(WHAT TO DO)
Copy out each line below verbatim, skipping any picture.

(THE INPUT)

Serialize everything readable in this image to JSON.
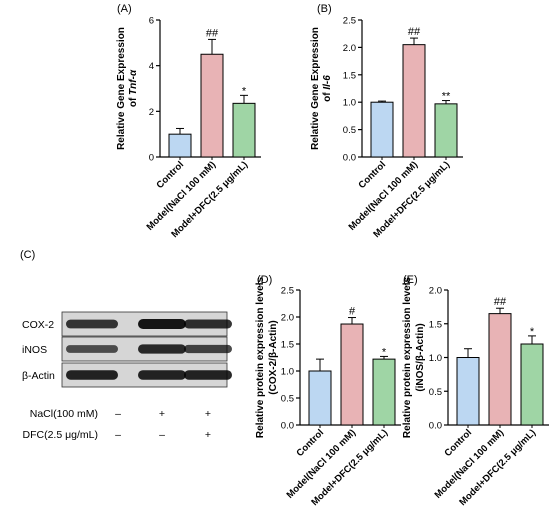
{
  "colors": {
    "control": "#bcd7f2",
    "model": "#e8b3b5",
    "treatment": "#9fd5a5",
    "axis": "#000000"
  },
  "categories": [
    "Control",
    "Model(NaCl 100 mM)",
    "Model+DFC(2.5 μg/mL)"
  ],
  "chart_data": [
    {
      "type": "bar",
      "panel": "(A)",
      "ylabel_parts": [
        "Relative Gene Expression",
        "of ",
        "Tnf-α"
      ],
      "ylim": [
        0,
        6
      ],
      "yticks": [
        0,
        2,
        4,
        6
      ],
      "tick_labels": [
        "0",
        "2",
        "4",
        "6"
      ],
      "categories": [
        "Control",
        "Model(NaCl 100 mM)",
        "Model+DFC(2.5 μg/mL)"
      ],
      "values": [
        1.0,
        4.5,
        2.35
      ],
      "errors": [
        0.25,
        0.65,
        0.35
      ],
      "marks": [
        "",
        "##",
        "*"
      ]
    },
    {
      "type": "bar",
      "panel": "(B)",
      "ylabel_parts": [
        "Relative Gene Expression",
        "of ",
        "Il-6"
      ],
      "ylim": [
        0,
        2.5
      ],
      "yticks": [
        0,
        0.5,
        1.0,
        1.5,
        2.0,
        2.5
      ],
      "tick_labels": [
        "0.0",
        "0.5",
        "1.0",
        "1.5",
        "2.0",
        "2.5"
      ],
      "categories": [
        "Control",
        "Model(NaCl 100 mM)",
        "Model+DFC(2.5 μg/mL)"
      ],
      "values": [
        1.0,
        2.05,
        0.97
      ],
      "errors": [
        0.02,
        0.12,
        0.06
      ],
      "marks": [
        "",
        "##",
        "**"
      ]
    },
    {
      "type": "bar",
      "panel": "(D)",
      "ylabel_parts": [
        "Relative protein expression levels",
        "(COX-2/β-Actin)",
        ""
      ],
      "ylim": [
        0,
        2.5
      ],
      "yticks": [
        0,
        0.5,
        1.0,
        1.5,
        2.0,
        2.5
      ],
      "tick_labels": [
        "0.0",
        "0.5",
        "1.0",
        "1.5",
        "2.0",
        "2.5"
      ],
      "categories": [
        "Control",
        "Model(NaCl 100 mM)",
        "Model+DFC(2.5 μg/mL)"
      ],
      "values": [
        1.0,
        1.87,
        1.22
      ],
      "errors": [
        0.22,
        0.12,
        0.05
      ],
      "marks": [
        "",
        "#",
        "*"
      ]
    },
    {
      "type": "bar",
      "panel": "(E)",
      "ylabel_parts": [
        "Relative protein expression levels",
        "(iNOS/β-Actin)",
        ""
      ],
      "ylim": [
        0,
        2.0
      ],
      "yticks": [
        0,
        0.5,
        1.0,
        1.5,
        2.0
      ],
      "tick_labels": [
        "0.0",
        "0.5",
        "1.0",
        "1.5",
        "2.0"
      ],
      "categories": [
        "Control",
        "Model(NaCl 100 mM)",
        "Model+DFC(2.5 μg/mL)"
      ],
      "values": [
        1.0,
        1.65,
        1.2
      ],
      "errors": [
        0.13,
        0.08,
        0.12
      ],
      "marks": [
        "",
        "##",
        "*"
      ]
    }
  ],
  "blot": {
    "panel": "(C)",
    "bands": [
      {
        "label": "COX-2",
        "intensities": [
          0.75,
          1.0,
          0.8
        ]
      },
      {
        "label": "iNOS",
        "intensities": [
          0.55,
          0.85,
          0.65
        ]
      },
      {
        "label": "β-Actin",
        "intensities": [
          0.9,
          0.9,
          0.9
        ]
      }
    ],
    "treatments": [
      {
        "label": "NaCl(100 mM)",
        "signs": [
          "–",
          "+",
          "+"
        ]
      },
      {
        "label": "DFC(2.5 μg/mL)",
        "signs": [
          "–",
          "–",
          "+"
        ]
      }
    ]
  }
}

(EXERCISE RESPONSE)
Serialize everything readable in this image to JSON.
{
  "colors": {
    "control": "#bcd7f2",
    "model": "#e8b3b5",
    "treatment": "#9fd5a5",
    "axis": "#000000"
  },
  "categories": [
    "Control",
    "Model(NaCl 100 mM)",
    "Model+DFC(2.5 μg/mL)"
  ],
  "chart_data": [
    {
      "type": "bar",
      "panel": "(A)",
      "ylabel_parts": [
        "Relative Gene Expression",
        "of ",
        "Tnf-α"
      ],
      "ylim": [
        0,
        6
      ],
      "yticks": [
        0,
        2,
        4,
        6
      ],
      "tick_labels": [
        "0",
        "2",
        "4",
        "6"
      ],
      "categories": [
        "Control",
        "Model(NaCl 100 mM)",
        "Model+DFC(2.5 μg/mL)"
      ],
      "values": [
        1.0,
        4.5,
        2.35
      ],
      "errors": [
        0.25,
        0.65,
        0.35
      ],
      "marks": [
        "",
        "##",
        "*"
      ]
    },
    {
      "type": "bar",
      "panel": "(B)",
      "ylabel_parts": [
        "Relative Gene Expression",
        "of ",
        "Il-6"
      ],
      "ylim": [
        0,
        2.5
      ],
      "yticks": [
        0,
        0.5,
        1.0,
        1.5,
        2.0,
        2.5
      ],
      "tick_labels": [
        "0.0",
        "0.5",
        "1.0",
        "1.5",
        "2.0",
        "2.5"
      ],
      "categories": [
        "Control",
        "Model(NaCl 100 mM)",
        "Model+DFC(2.5 μg/mL)"
      ],
      "values": [
        1.0,
        2.05,
        0.97
      ],
      "errors": [
        0.02,
        0.12,
        0.06
      ],
      "marks": [
        "",
        "##",
        "**"
      ]
    },
    {
      "type": "bar",
      "panel": "(D)",
      "ylabel_parts": [
        "Relative protein expression levels",
        "(COX-2/β-Actin)",
        ""
      ],
      "ylim": [
        0,
        2.5
      ],
      "yticks": [
        0,
        0.5,
        1.0,
        1.5,
        2.0,
        2.5
      ],
      "tick_labels": [
        "0.0",
        "0.5",
        "1.0",
        "1.5",
        "2.0",
        "2.5"
      ],
      "categories": [
        "Control",
        "Model(NaCl 100 mM)",
        "Model+DFC(2.5 μg/mL)"
      ],
      "values": [
        1.0,
        1.87,
        1.22
      ],
      "errors": [
        0.22,
        0.12,
        0.05
      ],
      "marks": [
        "",
        "#",
        "*"
      ]
    },
    {
      "type": "bar",
      "panel": "(E)",
      "ylabel_parts": [
        "Relative protein expression levels",
        "(iNOS/β-Actin)",
        ""
      ],
      "ylim": [
        0,
        2.0
      ],
      "yticks": [
        0,
        0.5,
        1.0,
        1.5,
        2.0
      ],
      "tick_labels": [
        "0.0",
        "0.5",
        "1.0",
        "1.5",
        "2.0"
      ],
      "categories": [
        "Control",
        "Model(NaCl 100 mM)",
        "Model+DFC(2.5 μg/mL)"
      ],
      "values": [
        1.0,
        1.65,
        1.2
      ],
      "errors": [
        0.13,
        0.08,
        0.12
      ],
      "marks": [
        "",
        "##",
        "*"
      ]
    }
  ],
  "blot": {
    "panel": "(C)",
    "bands": [
      {
        "label": "COX-2",
        "intensities": [
          0.75,
          1.0,
          0.8
        ]
      },
      {
        "label": "iNOS",
        "intensities": [
          0.55,
          0.85,
          0.65
        ]
      },
      {
        "label": "β-Actin",
        "intensities": [
          0.9,
          0.9,
          0.9
        ]
      }
    ],
    "treatments": [
      {
        "label": "NaCl(100 mM)",
        "signs": [
          "–",
          "+",
          "+"
        ]
      },
      {
        "label": "DFC(2.5 μg/mL)",
        "signs": [
          "–",
          "–",
          "+"
        ]
      }
    ]
  }
}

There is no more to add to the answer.